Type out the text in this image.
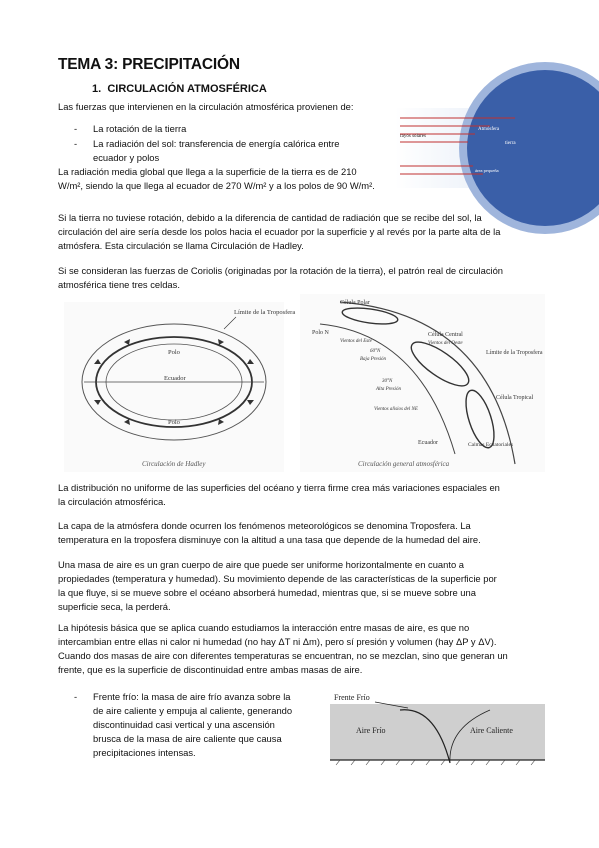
TEMA 3: PRECIPITACIÓN
1. CIRCULACIÓN ATMOSFÉRICA
Las fuerzas que intervienen en la circulación atmosférica provienen de:
- La rotación de la tierra
- La radiación del sol: transferencia de energía calórica entre
ecuador y polos
rayos solares
Atmósfera
tierra
área pequeña
La radiación media global que llega a la superficie de la tierra es de 210
W/m², siendo la que llega al ecuador de 270 W/m² y a los polos de 90 W/m².
Si la tierra no tuviese rotación, debido a la diferencia de cantidad de radiación que se recibe del sol, la
circulación del aire sería desde los polos hacia el ecuador por la superficie y al revés por la parte alta de la
atmósfera. Esta circulación se llama Circulación de Hadley.
Si se consideran las fuerzas de Coriolis (originadas por la rotación de la tierra), el patrón real de circulación
atmosférica tiene tres celdas.
Límite de la Troposfera
Polo
Ecuador
Polo
Circulación de Hadley
Célula Polar
Polo N
Vientos del Este
60°N
Baja Presión
Célula Central
Vientos del Oeste
Límite de la Troposfera
30°N
Alta Presión
Vientos alisios del NE
Célula Tropical
Ecuador	Calmas Ecuatoriales
Circulación general atmosférica
La distribución no uniforme de las superficies del océano y tierra firme crea más variaciones espaciales en
la circulación atmosférica.
La capa de la atmósfera donde ocurren los fenómenos meteorológicos se denomina Troposfera. La
temperatura en la troposfera disminuye con la altitud a una tasa que depende de la humedad del aire.
Una masa de aire es un gran cuerpo de aire que puede ser uniforme horizontalmente en cuanto a
propiedades (temperatura y humedad). Su movimiento depende de las características de la superficie por
la que fluye, si se mueve sobre el océano absorberá humedad, mientras que, si se mueve sobre una
superficie seca, la perderá.
La hipótesis básica que se aplica cuando estudiamos la interacción entre masas de aire, es que no
intercambian entre ellas ni calor ni humedad (no hay ΔT ni Δm), pero sí presión y volumen (hay ΔP y ΔV).
Cuando dos masas de aire con diferentes temperaturas se encuentran, no se mezclan, sino que generan un
frente, que es la superficie de discontinuidad entre ambas masas de aire.
- Frente frío: la masa de aire frío avanza sobre la
de aire caliente y empuja al caliente, generando
discontinuidad casi vertical y una ascensión
brusca de la masa de aire caliente que causa
precipitaciones intensas.
Frente Frío
Aire Frío	Aire Caliente
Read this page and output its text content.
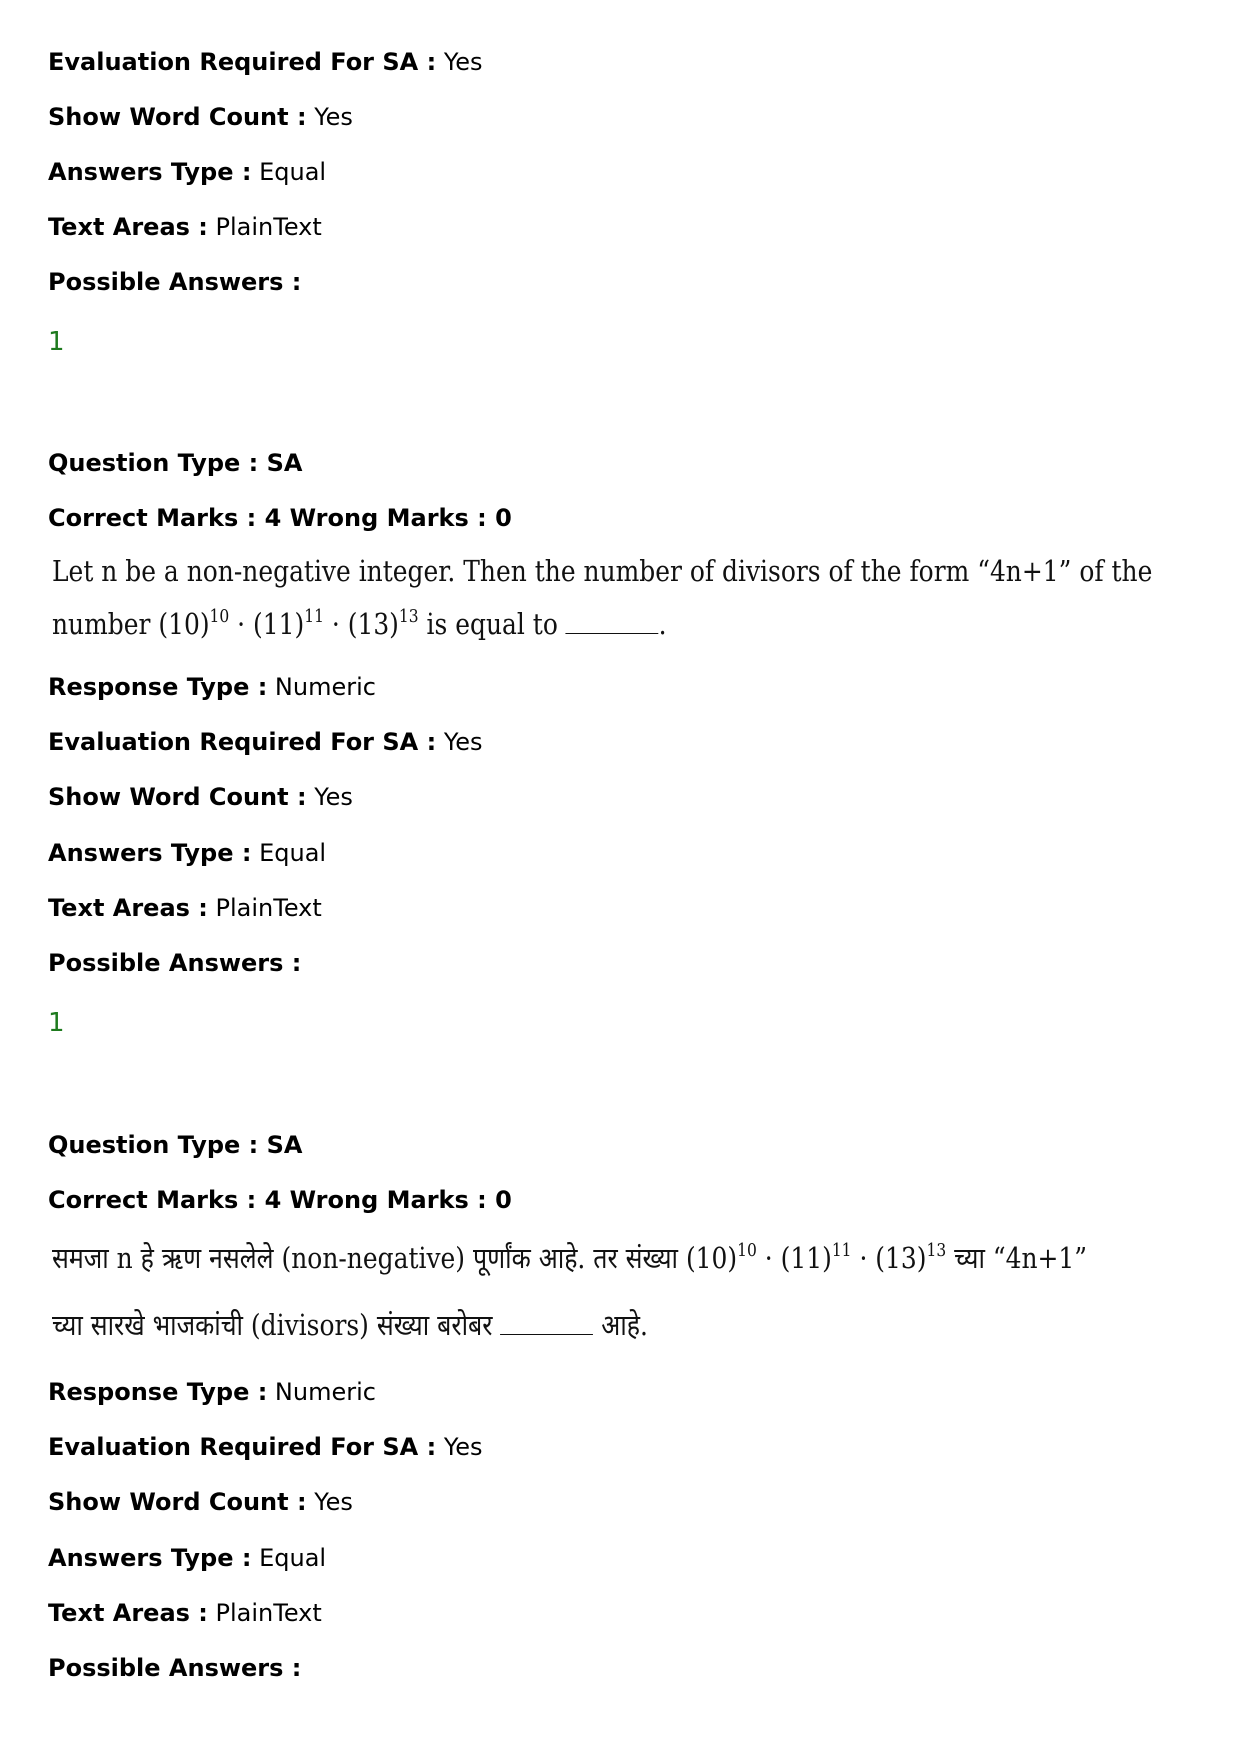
Evaluation Required For SA : Yes
Show Word Count : Yes
Answers Type : Equal
Text Areas : PlainText
Possible Answers :
1
Question Type : SA
Correct Marks : 4 Wrong Marks : 0
Let n be a non-negative integer. Then the number of divisors of the form “4n+1” of the
number $(10)^{10} \cdot (11)^{11} \cdot (13)^{13}$ is equal to	.
Response Type : Numeric
Evaluation Required For SA : Yes
Show Word Count : Yes
Answers Type : Equal
Text Areas : PlainText
Possible Answers :
1
Question Type : SA
Correct Marks : 4 Wrong Marks : 0
समजा n हे ऋण नसलेले (non-negative) पूर्णांक आहे. तर संख्या $(10)^{10} \cdot (11)^{11} \cdot (13)^{13}$ च्या “4n+1”
च्या सारखे भाजकांची (divisors) संख्या बरोबर	आहे.
Response Type : Numeric
Evaluation Required For SA : Yes
Show Word Count : Yes
Answers Type : Equal
Text Areas : PlainText
Possible Answers :
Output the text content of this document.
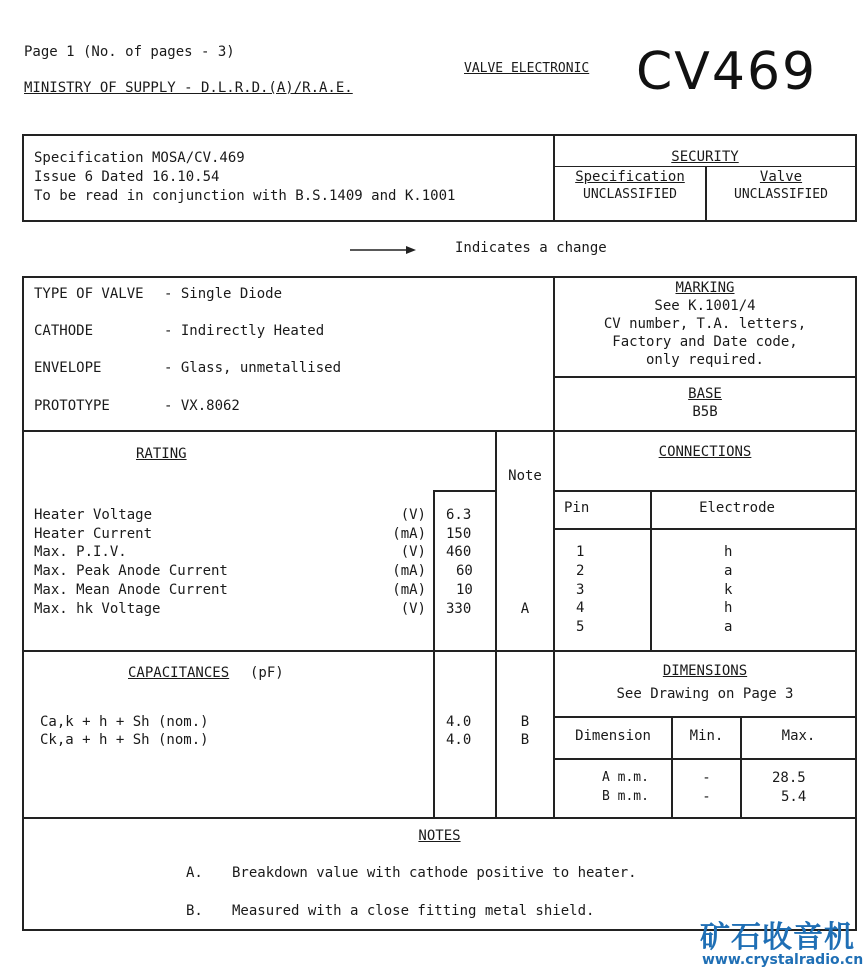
Page 1 (No. of pages - 3)
MINISTRY OF SUPPLY - D.L.R.D.(A)/R.A.E.
VALVE ELECTRONIC CV469
Specification MOSA/CV.469
Issue 6 Dated 16.10.54
To be read in conjunction with B.S.1409 and K.1001
SECURITY
Specification
UNCLASSIFIED
Valve
UNCLASSIFIED
Indicates a change
TYPE OF VALVE - Single Diode
CATHODE	- Indirectly Heated
ENVELOPE	- Glass, unmetallised
PROTOTYPE	- VX.8062
MARKING
See K.1001/4
CV number, T.A. letters,
Factory and Date code,
only required.
BASE
B5B
RATING
Note
Heater Voltage	(V) 6.3
Heater Current	(mA) 150
Max. P.I.V.	(V) 460
Max. Peak Anode Current	(mA) 60
Max. Mean Anode Current	(mA) 10
Max. hk Voltage	(V) 330	A
CONNECTIONS
Pin	Electrode
1	h
2	a
3	k
4	h
5	a
CAPACITANCES (pF)
Ca,k + h + Sh (nom.)	4.0	B
Ck,a + h + Sh (nom.)	4.0	B
DIMENSIONS
See Drawing on Page 3
Dimension	Min.	Max.
A m.m.	-	28.5
B m.m.	-	5.4
NOTES
A. Breakdown value with cathode positive to heater.
B. Measured with a close fitting metal shield.
矿石收音机
www.crystalradio.cn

* **Exercise aim**: Reproduce every line above as written, skipping pictures.

* **Solved problem**:
Type out the text in this image.
TEMA 3: PRECIPITACIÓN
1. CIRCULACIÓN ATMOSFÉRICA
Las fuerzas que intervienen en la circulación atmosférica provienen de:
- La rotación de la tierra
- La radiación del sol: transferencia de energía calórica entre
ecuador y polos
rayos solares
Atmósfera
tierra
área pequeña
La radiación media global que llega a la superficie de la tierra es de 210
W/m², siendo la que llega al ecuador de 270 W/m² y a los polos de 90 W/m².
Si la tierra no tuviese rotación, debido a la diferencia de cantidad de radiación que se recibe del sol, la
circulación del aire sería desde los polos hacia el ecuador por la superficie y al revés por la parte alta de la
atmósfera. Esta circulación se llama Circulación de Hadley.
Si se consideran las fuerzas de Coriolis (originadas por la rotación de la tierra), el patrón real de circulación
atmosférica tiene tres celdas.
Límite de la Troposfera
Polo
Ecuador
Polo
Circulación de Hadley
Célula Polar
Polo N
Vientos del Este
60°N
Baja Presión
Célula Central
Vientos del Oeste
Límite de la Troposfera
30°N
Alta Presión
Vientos alisios del NE
Célula Tropical
Ecuador	Calmas Ecuatoriales
Circulación general atmosférica
La distribución no uniforme de las superficies del océano y tierra firme crea más variaciones espaciales en
la circulación atmosférica.
La capa de la atmósfera donde ocurren los fenómenos meteorológicos se denomina Troposfera. La
temperatura en la troposfera disminuye con la altitud a una tasa que depende de la humedad del aire.
Una masa de aire es un gran cuerpo de aire que puede ser uniforme horizontalmente en cuanto a
propiedades (temperatura y humedad). Su movimiento depende de las características de la superficie por
la que fluye, si se mueve sobre el océano absorberá humedad, mientras que, si se mueve sobre una
superficie seca, la perderá.
La hipótesis básica que se aplica cuando estudiamos la interacción entre masas de aire, es que no
intercambian entre ellas ni calor ni humedad (no hay ΔT ni Δm), pero sí presión y volumen (hay ΔP y ΔV).
Cuando dos masas de aire con diferentes temperaturas se encuentran, no se mezclan, sino que generan un
frente, que es la superficie de discontinuidad entre ambas masas de aire.
- Frente frío: la masa de aire frío avanza sobre la
de aire caliente y empuja al caliente, generando
discontinuidad casi vertical y una ascensión
brusca de la masa de aire caliente que causa
precipitaciones intensas.
Frente Frío
Aire Frío	Aire Caliente
Read this page and output its text content.
Evaluation Required For SA : Yes
Show Word Count : Yes
Answers Type : Equal
Text Areas : PlainText
Possible Answers :
1
Question Type : SA
Correct Marks : 4 Wrong Marks : 0
Let n be a non-negative integer. Then the number of divisors of the form “4n+1” of the
number $(10)^{10} \cdot (11)^{11} \cdot (13)^{13}$ is equal to	.
Response Type : Numeric
Evaluation Required For SA : Yes
Show Word Count : Yes
Answers Type : Equal
Text Areas : PlainText
Possible Answers :
1
Question Type : SA
Correct Marks : 4 Wrong Marks : 0
समजा n हे ऋण नसलेले (non-negative) पूर्णांक आहे. तर संख्या $(10)^{10} \cdot (11)^{11} \cdot (13)^{13}$ च्या “4n+1”
च्या सारखे भाजकांची (divisors) संख्या बरोबर	आहे.
Response Type : Numeric
Evaluation Required For SA : Yes
Show Word Count : Yes
Answers Type : Equal
Text Areas : PlainText
Possible Answers :
Output the text content of this document.
Page 1 (No. of pages - 3)
MINISTRY OF SUPPLY - D.L.R.D.(A)/R.A.E.
VALVE ELECTRONIC CV469
Specification MOSA/CV.469
Issue 6 Dated 16.10.54
To be read in conjunction with B.S.1409 and K.1001
SECURITY
Specification
UNCLASSIFIED
Valve
UNCLASSIFIED
Indicates a change
TYPE OF VALVE - Single Diode
CATHODE	- Indirectly Heated
ENVELOPE	- Glass, unmetallised
PROTOTYPE	- VX.8062
MARKING
See K.1001/4
CV number, T.A. letters,
Factory and Date code,
only required.
BASE
B5B
RATING
Note
Heater Voltage	(V) 6.3
Heater Current	(mA) 150
Max. P.I.V.	(V) 460
Max. Peak Anode Current	(mA) 60
Max. Mean Anode Current	(mA) 10
Max. hk Voltage	(V) 330	A
CONNECTIONS
Pin	Electrode
1	h
2	a
3	k
4	h
5	a
CAPACITANCES (pF)
Ca,k + h + Sh (nom.)	4.0	B
Ck,a + h + Sh (nom.)	4.0	B
DIMENSIONS
See Drawing on Page 3
Dimension	Min.	Max.
A m.m.	-	28.5
B m.m.	-	5.4
NOTES
A. Breakdown value with cathode positive to heater.
B. Measured with a close fitting metal shield.
矿石收音机
www.crystalradio.cn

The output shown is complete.